Filter the entries, keeping every line with the word "американской".
BEGIN
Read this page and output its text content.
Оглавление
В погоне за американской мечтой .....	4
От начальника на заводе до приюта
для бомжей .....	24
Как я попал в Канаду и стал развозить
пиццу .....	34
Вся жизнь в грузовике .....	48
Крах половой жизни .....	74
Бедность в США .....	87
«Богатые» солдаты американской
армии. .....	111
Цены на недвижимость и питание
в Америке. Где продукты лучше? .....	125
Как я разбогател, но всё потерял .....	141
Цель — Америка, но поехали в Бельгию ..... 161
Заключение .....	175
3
END
§ **FINAL RESULT**
В погоне за американской мечтой .....	4
«Богатые» солдаты американской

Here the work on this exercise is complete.